[Annotated element listing]
▼▼▼
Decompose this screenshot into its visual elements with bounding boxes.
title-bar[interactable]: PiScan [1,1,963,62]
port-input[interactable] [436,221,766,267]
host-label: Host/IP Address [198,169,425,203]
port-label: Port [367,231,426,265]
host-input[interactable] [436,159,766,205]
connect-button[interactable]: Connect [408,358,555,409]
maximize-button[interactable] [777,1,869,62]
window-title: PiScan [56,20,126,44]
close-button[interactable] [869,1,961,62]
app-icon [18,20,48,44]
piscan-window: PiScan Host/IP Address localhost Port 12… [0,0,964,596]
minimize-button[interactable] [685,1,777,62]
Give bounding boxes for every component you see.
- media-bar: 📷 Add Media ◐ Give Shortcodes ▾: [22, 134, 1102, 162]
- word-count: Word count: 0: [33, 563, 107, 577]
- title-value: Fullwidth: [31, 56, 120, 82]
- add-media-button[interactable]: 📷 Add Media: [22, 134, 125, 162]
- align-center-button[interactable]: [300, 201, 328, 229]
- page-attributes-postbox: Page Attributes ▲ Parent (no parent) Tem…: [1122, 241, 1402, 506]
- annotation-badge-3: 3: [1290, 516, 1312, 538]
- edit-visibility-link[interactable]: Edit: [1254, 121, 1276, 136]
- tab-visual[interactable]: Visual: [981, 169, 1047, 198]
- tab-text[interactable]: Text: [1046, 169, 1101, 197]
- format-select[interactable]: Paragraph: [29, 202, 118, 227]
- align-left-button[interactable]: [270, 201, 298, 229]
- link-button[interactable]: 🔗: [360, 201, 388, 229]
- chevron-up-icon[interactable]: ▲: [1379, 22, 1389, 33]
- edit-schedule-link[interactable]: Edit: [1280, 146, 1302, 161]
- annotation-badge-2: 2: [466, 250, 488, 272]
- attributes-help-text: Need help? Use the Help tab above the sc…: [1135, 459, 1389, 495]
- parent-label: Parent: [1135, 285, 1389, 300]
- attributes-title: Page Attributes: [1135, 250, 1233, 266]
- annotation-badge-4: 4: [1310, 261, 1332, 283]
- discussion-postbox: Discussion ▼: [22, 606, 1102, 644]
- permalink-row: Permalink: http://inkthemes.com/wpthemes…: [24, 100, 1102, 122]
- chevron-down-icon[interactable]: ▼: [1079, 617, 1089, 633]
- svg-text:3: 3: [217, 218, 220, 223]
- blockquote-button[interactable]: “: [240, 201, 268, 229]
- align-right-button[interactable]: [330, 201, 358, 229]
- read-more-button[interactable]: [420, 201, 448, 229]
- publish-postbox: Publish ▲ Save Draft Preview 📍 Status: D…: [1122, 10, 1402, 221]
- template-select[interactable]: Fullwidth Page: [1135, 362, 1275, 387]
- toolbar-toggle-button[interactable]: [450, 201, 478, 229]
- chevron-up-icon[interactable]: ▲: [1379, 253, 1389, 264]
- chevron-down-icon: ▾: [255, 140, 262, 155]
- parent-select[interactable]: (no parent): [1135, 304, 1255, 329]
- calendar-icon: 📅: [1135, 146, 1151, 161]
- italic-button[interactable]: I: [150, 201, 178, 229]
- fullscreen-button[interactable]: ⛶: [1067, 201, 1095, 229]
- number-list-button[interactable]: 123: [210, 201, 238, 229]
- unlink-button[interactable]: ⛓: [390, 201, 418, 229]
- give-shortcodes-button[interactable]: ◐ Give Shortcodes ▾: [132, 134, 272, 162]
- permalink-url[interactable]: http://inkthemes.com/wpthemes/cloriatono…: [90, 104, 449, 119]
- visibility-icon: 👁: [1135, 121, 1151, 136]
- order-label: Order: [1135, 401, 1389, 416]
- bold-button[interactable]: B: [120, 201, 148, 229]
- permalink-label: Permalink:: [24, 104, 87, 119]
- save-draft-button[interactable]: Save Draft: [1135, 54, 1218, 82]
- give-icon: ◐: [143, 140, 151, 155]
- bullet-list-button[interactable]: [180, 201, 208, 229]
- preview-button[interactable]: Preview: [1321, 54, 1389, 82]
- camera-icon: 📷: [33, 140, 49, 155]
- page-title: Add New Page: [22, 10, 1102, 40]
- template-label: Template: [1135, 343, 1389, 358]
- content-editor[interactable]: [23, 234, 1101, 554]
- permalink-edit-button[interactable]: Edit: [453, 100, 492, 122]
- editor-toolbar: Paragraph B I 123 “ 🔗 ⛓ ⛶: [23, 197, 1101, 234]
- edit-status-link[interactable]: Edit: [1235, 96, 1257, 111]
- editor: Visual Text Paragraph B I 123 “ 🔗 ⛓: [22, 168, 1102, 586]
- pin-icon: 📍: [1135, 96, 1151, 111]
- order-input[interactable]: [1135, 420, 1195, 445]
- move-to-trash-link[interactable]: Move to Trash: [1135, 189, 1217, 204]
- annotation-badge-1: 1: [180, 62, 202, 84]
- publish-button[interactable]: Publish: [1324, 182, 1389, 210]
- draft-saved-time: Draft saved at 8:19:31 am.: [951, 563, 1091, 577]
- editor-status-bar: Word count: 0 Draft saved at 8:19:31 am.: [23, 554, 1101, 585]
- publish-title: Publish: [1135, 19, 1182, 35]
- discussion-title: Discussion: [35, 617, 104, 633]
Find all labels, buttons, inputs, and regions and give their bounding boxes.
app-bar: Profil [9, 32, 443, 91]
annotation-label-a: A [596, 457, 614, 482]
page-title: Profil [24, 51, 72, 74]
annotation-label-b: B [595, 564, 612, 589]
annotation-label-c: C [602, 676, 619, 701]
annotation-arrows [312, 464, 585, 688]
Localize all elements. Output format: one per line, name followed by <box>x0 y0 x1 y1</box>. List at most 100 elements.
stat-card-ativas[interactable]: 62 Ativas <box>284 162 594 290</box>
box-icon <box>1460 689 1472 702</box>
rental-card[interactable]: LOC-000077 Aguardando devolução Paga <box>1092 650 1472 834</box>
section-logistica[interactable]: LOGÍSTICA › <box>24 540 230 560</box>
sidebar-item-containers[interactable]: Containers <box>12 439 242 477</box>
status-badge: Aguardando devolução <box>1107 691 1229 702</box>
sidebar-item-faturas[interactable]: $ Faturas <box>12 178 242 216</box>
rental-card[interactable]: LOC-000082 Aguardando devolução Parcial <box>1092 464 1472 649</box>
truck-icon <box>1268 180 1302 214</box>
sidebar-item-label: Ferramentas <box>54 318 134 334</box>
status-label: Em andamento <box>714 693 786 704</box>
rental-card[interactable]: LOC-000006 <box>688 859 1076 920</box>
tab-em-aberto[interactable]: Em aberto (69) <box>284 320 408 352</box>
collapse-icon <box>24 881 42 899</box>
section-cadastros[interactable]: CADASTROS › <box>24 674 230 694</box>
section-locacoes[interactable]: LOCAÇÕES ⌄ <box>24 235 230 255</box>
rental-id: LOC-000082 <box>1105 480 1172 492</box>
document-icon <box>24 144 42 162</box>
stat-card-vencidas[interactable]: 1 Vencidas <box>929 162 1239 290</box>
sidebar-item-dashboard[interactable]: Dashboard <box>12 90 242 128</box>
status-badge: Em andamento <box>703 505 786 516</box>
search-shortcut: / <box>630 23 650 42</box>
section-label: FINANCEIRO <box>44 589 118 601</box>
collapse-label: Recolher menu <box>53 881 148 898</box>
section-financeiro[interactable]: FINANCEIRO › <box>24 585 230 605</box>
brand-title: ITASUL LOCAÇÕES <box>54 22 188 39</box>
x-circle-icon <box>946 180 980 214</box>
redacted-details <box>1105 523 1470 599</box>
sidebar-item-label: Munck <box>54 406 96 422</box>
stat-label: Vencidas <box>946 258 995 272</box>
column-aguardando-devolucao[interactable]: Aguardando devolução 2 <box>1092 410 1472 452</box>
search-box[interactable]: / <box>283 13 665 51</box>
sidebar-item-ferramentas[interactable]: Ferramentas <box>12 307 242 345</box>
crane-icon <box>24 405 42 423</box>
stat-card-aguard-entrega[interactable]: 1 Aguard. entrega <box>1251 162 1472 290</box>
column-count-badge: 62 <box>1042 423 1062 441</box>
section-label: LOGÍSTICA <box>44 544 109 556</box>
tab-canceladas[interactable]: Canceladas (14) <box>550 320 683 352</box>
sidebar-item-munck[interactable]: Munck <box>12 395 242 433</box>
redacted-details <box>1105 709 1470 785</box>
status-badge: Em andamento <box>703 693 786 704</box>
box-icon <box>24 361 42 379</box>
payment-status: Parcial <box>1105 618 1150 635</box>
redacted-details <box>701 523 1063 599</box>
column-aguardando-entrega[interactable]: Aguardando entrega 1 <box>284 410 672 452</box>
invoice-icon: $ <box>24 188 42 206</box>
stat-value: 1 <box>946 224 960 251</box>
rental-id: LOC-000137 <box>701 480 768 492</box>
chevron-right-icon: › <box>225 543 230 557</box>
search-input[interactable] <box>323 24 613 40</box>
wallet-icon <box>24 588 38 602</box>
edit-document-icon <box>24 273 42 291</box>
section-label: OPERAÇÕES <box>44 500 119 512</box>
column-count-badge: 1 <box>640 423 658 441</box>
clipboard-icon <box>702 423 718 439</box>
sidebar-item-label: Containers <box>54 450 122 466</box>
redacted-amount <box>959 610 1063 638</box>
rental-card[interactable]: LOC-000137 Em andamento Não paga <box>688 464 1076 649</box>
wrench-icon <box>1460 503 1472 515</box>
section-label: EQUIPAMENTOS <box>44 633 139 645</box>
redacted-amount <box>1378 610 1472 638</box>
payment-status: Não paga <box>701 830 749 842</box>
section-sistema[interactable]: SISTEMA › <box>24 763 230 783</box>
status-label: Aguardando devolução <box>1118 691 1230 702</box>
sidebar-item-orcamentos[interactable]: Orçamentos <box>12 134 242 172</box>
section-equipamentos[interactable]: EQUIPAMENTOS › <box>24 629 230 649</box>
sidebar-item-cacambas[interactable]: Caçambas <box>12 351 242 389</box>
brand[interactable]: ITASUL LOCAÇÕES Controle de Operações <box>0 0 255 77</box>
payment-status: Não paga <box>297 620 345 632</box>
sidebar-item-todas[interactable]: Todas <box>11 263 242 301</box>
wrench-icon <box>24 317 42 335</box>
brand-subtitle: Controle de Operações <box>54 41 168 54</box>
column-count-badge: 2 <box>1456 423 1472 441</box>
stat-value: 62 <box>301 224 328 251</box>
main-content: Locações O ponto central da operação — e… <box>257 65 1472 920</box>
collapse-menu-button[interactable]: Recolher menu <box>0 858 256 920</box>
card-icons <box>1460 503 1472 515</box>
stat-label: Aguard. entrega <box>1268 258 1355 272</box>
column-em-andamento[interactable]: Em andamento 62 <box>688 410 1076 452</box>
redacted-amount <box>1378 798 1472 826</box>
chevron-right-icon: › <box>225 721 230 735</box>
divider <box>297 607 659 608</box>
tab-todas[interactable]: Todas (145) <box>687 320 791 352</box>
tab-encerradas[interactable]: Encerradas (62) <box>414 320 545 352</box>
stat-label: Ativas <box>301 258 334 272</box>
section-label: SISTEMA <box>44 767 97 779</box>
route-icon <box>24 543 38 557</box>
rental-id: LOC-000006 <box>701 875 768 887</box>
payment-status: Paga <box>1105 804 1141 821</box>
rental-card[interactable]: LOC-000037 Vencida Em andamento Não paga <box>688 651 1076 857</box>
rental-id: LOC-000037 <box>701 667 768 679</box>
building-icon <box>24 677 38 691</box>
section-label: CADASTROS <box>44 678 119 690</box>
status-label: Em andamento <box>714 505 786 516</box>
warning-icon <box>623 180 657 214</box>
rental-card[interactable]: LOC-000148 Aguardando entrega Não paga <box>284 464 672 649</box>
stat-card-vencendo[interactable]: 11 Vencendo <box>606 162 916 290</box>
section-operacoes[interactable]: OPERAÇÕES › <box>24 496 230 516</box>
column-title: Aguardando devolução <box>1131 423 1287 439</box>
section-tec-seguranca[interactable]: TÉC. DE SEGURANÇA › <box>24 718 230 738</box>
▲▲▲
Write out the listing unchanged, starting at its first line and running through the line that contains "- discussion-postbox: Discussion", with that line included.

# Final result:
Decompose this screenshot into its visual elements with bounding boxes.
title-bar[interactable]: PiScan [1,1,963,62]
port-input[interactable] [436,221,766,267]
host-label: Host/IP Address [198,169,425,203]
port-label: Port [367,231,426,265]
host-input[interactable] [436,159,766,205]
connect-button[interactable]: Connect [408,358,555,409]
maximize-button[interactable] [777,1,869,62]
window-title: PiScan [56,20,126,44]
close-button[interactable] [869,1,961,62]
app-icon [18,20,48,44]
piscan-window: PiScan Host/IP Address localhost Port 12… [0,0,964,596]
minimize-button[interactable] [685,1,777,62]
Give bounding boxes for every component you see.
- media-bar: 📷 Add Media ◐ Give Shortcodes ▾: [22, 134, 1102, 162]
- word-count: Word count: 0: [33, 563, 107, 577]
- title-value: Fullwidth: [31, 56, 120, 82]
- add-media-button[interactable]: 📷 Add Media: [22, 134, 125, 162]
- align-center-button[interactable]: [300, 201, 328, 229]
- page-attributes-postbox: Page Attributes ▲ Parent (no parent) Tem…: [1122, 241, 1402, 506]
- annotation-badge-3: 3: [1290, 516, 1312, 538]
- edit-visibility-link[interactable]: Edit: [1254, 121, 1276, 136]
- tab-visual[interactable]: Visual: [981, 169, 1047, 198]
- tab-text[interactable]: Text: [1046, 169, 1101, 197]
- format-select[interactable]: Paragraph: [29, 202, 118, 227]
- align-left-button[interactable]: [270, 201, 298, 229]
- link-button[interactable]: 🔗: [360, 201, 388, 229]
- chevron-up-icon[interactable]: ▲: [1379, 22, 1389, 33]
- edit-schedule-link[interactable]: Edit: [1280, 146, 1302, 161]
- annotation-badge-2: 2: [466, 250, 488, 272]
- attributes-help-text: Need help? Use the Help tab above the sc…: [1135, 459, 1389, 495]
- parent-label: Parent: [1135, 285, 1389, 300]
- attributes-title: Page Attributes: [1135, 250, 1233, 266]
- annotation-badge-4: 4: [1310, 261, 1332, 283]
- discussion-postbox: Discussion ▼: [22, 606, 1102, 644]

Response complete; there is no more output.